▶ [Data shown]
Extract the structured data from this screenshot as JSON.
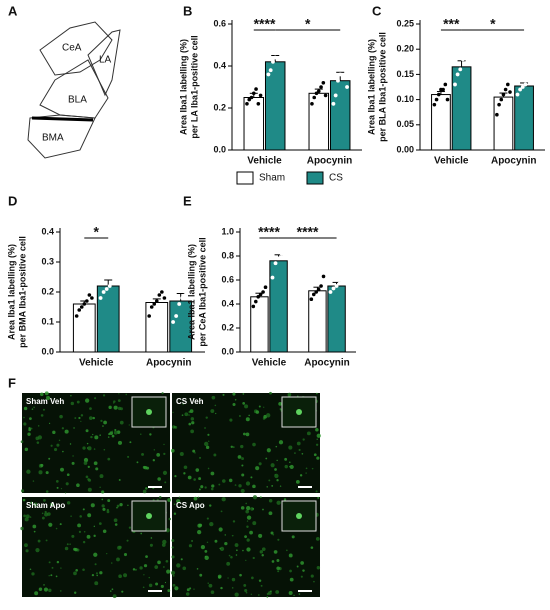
{
  "diagram": {
    "letter": "A",
    "labels": [
      "CeA",
      "LA",
      "BLA",
      "BMA"
    ]
  },
  "images": {
    "letter": "F",
    "labels": [
      "Sham Veh",
      "CS Veh",
      "Sham Apo",
      "CS Apo"
    ]
  },
  "chart_data": [
    {
      "type": "bar",
      "panel": "B",
      "ylabel": [
        "Area Iba1 labelling (%)",
        "per LA Iba1-positive cell"
      ],
      "categories": [
        "Vehicle",
        "Apocynin"
      ],
      "series": [
        {
          "name": "Sham",
          "color": "#ffffff",
          "values": [
            0.25,
            0.27
          ],
          "errors": [
            0.02,
            0.02
          ],
          "points": [
            [
              0.22,
              0.24,
              0.25,
              0.27,
              0.29,
              0.22,
              0.26
            ],
            [
              0.22,
              0.25,
              0.27,
              0.28,
              0.3,
              0.32,
              0.26
            ]
          ]
        },
        {
          "name": "CS",
          "color": "#1f8a87",
          "values": [
            0.42,
            0.33
          ],
          "errors": [
            0.03,
            0.04
          ],
          "points": [
            [
              0.36,
              0.38,
              0.42,
              0.44,
              0.47,
              0.5,
              0.54
            ],
            [
              0.22,
              0.26,
              0.33,
              0.36,
              0.4,
              0.44,
              0.3
            ]
          ]
        }
      ],
      "ylim": [
        0,
        0.6
      ],
      "yticks": [
        {
          "value": 0,
          "label": "0.0"
        },
        0.2,
        0.4,
        0.6
      ],
      "annotations": [
        "****",
        "*"
      ],
      "legend": "below"
    },
    {
      "type": "bar",
      "panel": "C",
      "ylabel": [
        "Area Iba1 labelling (%)",
        "per BLA Iba1-positive cell"
      ],
      "categories": [
        "Vehicle",
        "Apocynin"
      ],
      "series": [
        {
          "name": "Sham",
          "color": "#ffffff",
          "values": [
            0.11,
            0.105
          ],
          "errors": [
            0.006,
            0.008
          ],
          "points": [
            [
              0.09,
              0.1,
              0.11,
              0.12,
              0.12,
              0.13,
              0.1
            ],
            [
              0.07,
              0.09,
              0.1,
              0.11,
              0.12,
              0.13,
              0.115
            ]
          ]
        },
        {
          "name": "CS",
          "color": "#1f8a87",
          "values": [
            0.165,
            0.127
          ],
          "errors": [
            0.012,
            0.006
          ],
          "points": [
            [
              0.13,
              0.15,
              0.16,
              0.18,
              0.19,
              0.2
            ],
            [
              0.11,
              0.12,
              0.125,
              0.13,
              0.14,
              0.14
            ]
          ]
        }
      ],
      "ylim": [
        0,
        0.25
      ],
      "yticks": [
        {
          "value": 0,
          "label": "0.00"
        },
        0.05,
        {
          "value": 0.1,
          "label": "0.10"
        },
        0.15,
        {
          "value": 0.2,
          "label": "0.20"
        },
        0.25
      ],
      "annotations": [
        "***",
        "*"
      ]
    },
    {
      "type": "bar",
      "panel": "D",
      "ylabel": [
        "Area Iba1 labelling (%)",
        "per BMA Iba1-positive cell"
      ],
      "categories": [
        "Vehicle",
        "Apocynin"
      ],
      "series": [
        {
          "name": "Sham",
          "color": "#ffffff",
          "values": [
            0.16,
            0.165
          ],
          "errors": [
            0.01,
            0.012
          ],
          "points": [
            [
              0.12,
              0.14,
              0.15,
              0.16,
              0.17,
              0.19,
              0.18
            ],
            [
              0.12,
              0.15,
              0.16,
              0.17,
              0.19,
              0.2,
              0.18
            ]
          ]
        },
        {
          "name": "CS",
          "color": "#1f8a87",
          "values": [
            0.22,
            0.17
          ],
          "errors": [
            0.02,
            0.025
          ],
          "points": [
            [
              0.18,
              0.2,
              0.21,
              0.22,
              0.25,
              0.29
            ],
            [
              0.1,
              0.12,
              0.16,
              0.18,
              0.19,
              0.27
            ]
          ]
        }
      ],
      "ylim": [
        0,
        0.4
      ],
      "yticks": [
        {
          "value": 0,
          "label": "0.0"
        },
        0.1,
        0.2,
        0.3,
        0.4
      ],
      "annotations": [
        "*"
      ]
    },
    {
      "type": "bar",
      "panel": "E",
      "ylabel": [
        "Area Iba1 labelling (%)",
        "per CeA Iba1-positive cell"
      ],
      "categories": [
        "Vehicle",
        "Apocynin"
      ],
      "series": [
        {
          "name": "Sham",
          "color": "#ffffff",
          "values": [
            0.46,
            0.51
          ],
          "errors": [
            0.03,
            0.03
          ],
          "points": [
            [
              0.38,
              0.42,
              0.46,
              0.48,
              0.5,
              0.54
            ],
            [
              0.44,
              0.48,
              0.5,
              0.52,
              0.55,
              0.63
            ]
          ]
        },
        {
          "name": "CS",
          "color": "#1f8a87",
          "values": [
            0.76,
            0.55
          ],
          "errors": [
            0.05,
            0.03
          ],
          "points": [
            [
              0.62,
              0.74,
              0.78,
              0.82,
              0.85
            ],
            [
              0.5,
              0.53,
              0.55,
              0.57,
              0.6
            ]
          ]
        }
      ],
      "ylim": [
        0,
        1.0
      ],
      "yticks": [
        {
          "value": 0,
          "label": "0.0"
        },
        0.2,
        0.4,
        0.6,
        0.8,
        {
          "value": 1,
          "label": "1.0"
        }
      ],
      "annotations": [
        "****",
        "****"
      ]
    }
  ]
}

▶ [Exercise description]
Output all of the records exactly as they appear above, but not the pictures.

▶ [Reply to the task]
Extract the structured data from this screenshot as JSON.
{
  "diagram": {
    "letter": "A",
    "labels": [
      "CeA",
      "LA",
      "BLA",
      "BMA"
    ]
  },
  "images": {
    "letter": "F",
    "labels": [
      "Sham Veh",
      "CS Veh",
      "Sham Apo",
      "CS Apo"
    ]
  },
  "chart_data": [
    {
      "type": "bar",
      "panel": "B",
      "ylabel": [
        "Area Iba1 labelling (%)",
        "per LA Iba1-positive cell"
      ],
      "categories": [
        "Vehicle",
        "Apocynin"
      ],
      "series": [
        {
          "name": "Sham",
          "color": "#ffffff",
          "values": [
            0.25,
            0.27
          ],
          "errors": [
            0.02,
            0.02
          ],
          "points": [
            [
              0.22,
              0.24,
              0.25,
              0.27,
              0.29,
              0.22,
              0.26
            ],
            [
              0.22,
              0.25,
              0.27,
              0.28,
              0.3,
              0.32,
              0.26
            ]
          ]
        },
        {
          "name": "CS",
          "color": "#1f8a87",
          "values": [
            0.42,
            0.33
          ],
          "errors": [
            0.03,
            0.04
          ],
          "points": [
            [
              0.36,
              0.38,
              0.42,
              0.44,
              0.47,
              0.5,
              0.54
            ],
            [
              0.22,
              0.26,
              0.33,
              0.36,
              0.4,
              0.44,
              0.3
            ]
          ]
        }
      ],
      "ylim": [
        0,
        0.6
      ],
      "yticks": [
        {
          "value": 0,
          "label": "0.0"
        },
        0.2,
        0.4,
        0.6
      ],
      "annotations": [
        "****",
        "*"
      ],
      "legend": "below"
    },
    {
      "type": "bar",
      "panel": "C",
      "ylabel": [
        "Area Iba1 labelling (%)",
        "per BLA Iba1-positive cell"
      ],
      "categories": [
        "Vehicle",
        "Apocynin"
      ],
      "series": [
        {
          "name": "Sham",
          "color": "#ffffff",
          "values": [
            0.11,
            0.105
          ],
          "errors": [
            0.006,
            0.008
          ],
          "points": [
            [
              0.09,
              0.1,
              0.11,
              0.12,
              0.12,
              0.13,
              0.1
            ],
            [
              0.07,
              0.09,
              0.1,
              0.11,
              0.12,
              0.13,
              0.115
            ]
          ]
        },
        {
          "name": "CS",
          "color": "#1f8a87",
          "values": [
            0.165,
            0.127
          ],
          "errors": [
            0.012,
            0.006
          ],
          "points": [
            [
              0.13,
              0.15,
              0.16,
              0.18,
              0.19,
              0.2
            ],
            [
              0.11,
              0.12,
              0.125,
              0.13,
              0.14,
              0.14
            ]
          ]
        }
      ],
      "ylim": [
        0,
        0.25
      ],
      "yticks": [
        {
          "value": 0,
          "label": "0.00"
        },
        0.05,
        {
          "value": 0.1,
          "label": "0.10"
        },
        0.15,
        {
          "value": 0.2,
          "label": "0.20"
        },
        0.25
      ],
      "annotations": [
        "***",
        "*"
      ]
    },
    {
      "type": "bar",
      "panel": "D",
      "ylabel": [
        "Area Iba1 labelling (%)",
        "per BMA Iba1-positive cell"
      ],
      "categories": [
        "Vehicle",
        "Apocynin"
      ],
      "series": [
        {
          "name": "Sham",
          "color": "#ffffff",
          "values": [
            0.16,
            0.165
          ],
          "errors": [
            0.01,
            0.012
          ],
          "points": [
            [
              0.12,
              0.14,
              0.15,
              0.16,
              0.17,
              0.19,
              0.18
            ],
            [
              0.12,
              0.15,
              0.16,
              0.17,
              0.19,
              0.2,
              0.18
            ]
          ]
        },
        {
          "name": "CS",
          "color": "#1f8a87",
          "values": [
            0.22,
            0.17
          ],
          "errors": [
            0.02,
            0.025
          ],
          "points": [
            [
              0.18,
              0.2,
              0.21,
              0.22,
              0.25,
              0.29
            ],
            [
              0.1,
              0.12,
              0.16,
              0.18,
              0.19,
              0.27
            ]
          ]
        }
      ],
      "ylim": [
        0,
        0.4
      ],
      "yticks": [
        {
          "value": 0,
          "label": "0.0"
        },
        0.1,
        0.2,
        0.3,
        0.4
      ],
      "annotations": [
        "*"
      ]
    },
    {
      "type": "bar",
      "panel": "E",
      "ylabel": [
        "Area Iba1 labelling (%)",
        "per CeA Iba1-positive cell"
      ],
      "categories": [
        "Vehicle",
        "Apocynin"
      ],
      "series": [
        {
          "name": "Sham",
          "color": "#ffffff",
          "values": [
            0.46,
            0.51
          ],
          "errors": [
            0.03,
            0.03
          ],
          "points": [
            [
              0.38,
              0.42,
              0.46,
              0.48,
              0.5,
              0.54
            ],
            [
              0.44,
              0.48,
              0.5,
              0.52,
              0.55,
              0.63
            ]
          ]
        },
        {
          "name": "CS",
          "color": "#1f8a87",
          "values": [
            0.76,
            0.55
          ],
          "errors": [
            0.05,
            0.03
          ],
          "points": [
            [
              0.62,
              0.74,
              0.78,
              0.82,
              0.85
            ],
            [
              0.5,
              0.53,
              0.55,
              0.57,
              0.6
            ]
          ]
        }
      ],
      "ylim": [
        0,
        1.0
      ],
      "yticks": [
        {
          "value": 0,
          "label": "0.0"
        },
        0.2,
        0.4,
        0.6,
        0.8,
        {
          "value": 1,
          "label": "1.0"
        }
      ],
      "annotations": [
        "****",
        "****"
      ]
    }
  ]
}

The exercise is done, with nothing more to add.